> PROBLEM STATEMENT
From the listing below, extract each line containing the string "like".

> DATA TO PROCESS
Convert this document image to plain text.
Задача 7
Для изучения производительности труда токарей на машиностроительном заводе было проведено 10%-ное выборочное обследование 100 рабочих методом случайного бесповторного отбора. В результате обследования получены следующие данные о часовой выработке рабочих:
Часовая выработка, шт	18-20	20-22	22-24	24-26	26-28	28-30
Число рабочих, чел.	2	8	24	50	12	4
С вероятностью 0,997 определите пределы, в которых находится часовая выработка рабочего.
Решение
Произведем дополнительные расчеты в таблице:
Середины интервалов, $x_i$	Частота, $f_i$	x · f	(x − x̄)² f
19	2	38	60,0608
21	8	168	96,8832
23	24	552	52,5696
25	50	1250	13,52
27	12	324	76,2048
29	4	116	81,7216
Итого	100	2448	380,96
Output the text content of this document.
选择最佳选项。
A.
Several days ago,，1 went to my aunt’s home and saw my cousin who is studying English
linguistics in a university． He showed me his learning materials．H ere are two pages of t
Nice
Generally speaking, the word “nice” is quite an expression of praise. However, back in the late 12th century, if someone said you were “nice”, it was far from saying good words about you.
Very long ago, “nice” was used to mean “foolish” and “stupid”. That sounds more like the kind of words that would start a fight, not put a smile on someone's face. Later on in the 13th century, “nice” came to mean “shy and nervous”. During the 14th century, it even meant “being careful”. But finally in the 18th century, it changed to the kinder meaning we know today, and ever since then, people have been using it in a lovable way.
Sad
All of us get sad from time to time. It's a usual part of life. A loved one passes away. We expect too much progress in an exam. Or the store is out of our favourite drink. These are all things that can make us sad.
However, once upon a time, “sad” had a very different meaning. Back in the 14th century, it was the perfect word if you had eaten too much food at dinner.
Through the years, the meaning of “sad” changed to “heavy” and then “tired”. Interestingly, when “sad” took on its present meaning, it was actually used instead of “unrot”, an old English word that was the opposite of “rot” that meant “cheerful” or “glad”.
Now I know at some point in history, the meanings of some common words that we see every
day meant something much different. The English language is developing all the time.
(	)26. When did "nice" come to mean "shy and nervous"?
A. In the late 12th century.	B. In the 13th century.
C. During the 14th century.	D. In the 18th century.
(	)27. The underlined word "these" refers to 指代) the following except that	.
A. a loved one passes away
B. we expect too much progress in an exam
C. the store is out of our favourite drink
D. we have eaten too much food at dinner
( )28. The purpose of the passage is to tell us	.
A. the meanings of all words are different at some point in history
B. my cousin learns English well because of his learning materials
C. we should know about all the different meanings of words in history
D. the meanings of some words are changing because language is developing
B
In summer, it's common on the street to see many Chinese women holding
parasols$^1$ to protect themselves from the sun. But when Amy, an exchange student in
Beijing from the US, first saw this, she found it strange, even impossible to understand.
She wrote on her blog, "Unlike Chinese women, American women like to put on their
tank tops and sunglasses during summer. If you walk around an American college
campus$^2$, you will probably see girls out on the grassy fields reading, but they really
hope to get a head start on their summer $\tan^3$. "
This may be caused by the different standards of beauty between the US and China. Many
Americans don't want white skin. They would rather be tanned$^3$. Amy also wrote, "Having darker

> SOLUTION FOR THIS EXERCISE
Very long ago, “nice” was used to mean “foolish” and “stupid”. That sounds more like the kind of words that would start a fight, not put a smile on someone's face. Later on in the 13th century, “nice” came to mean “shy and nervous”. During the 14th century, it even meant “being careful”. But finally in the 18th century, it changed to the kinder meaning we know today, and ever since then, people have been using it in a lovable way.
She wrote on her blog, "Unlike Chinese women, American women like to put on their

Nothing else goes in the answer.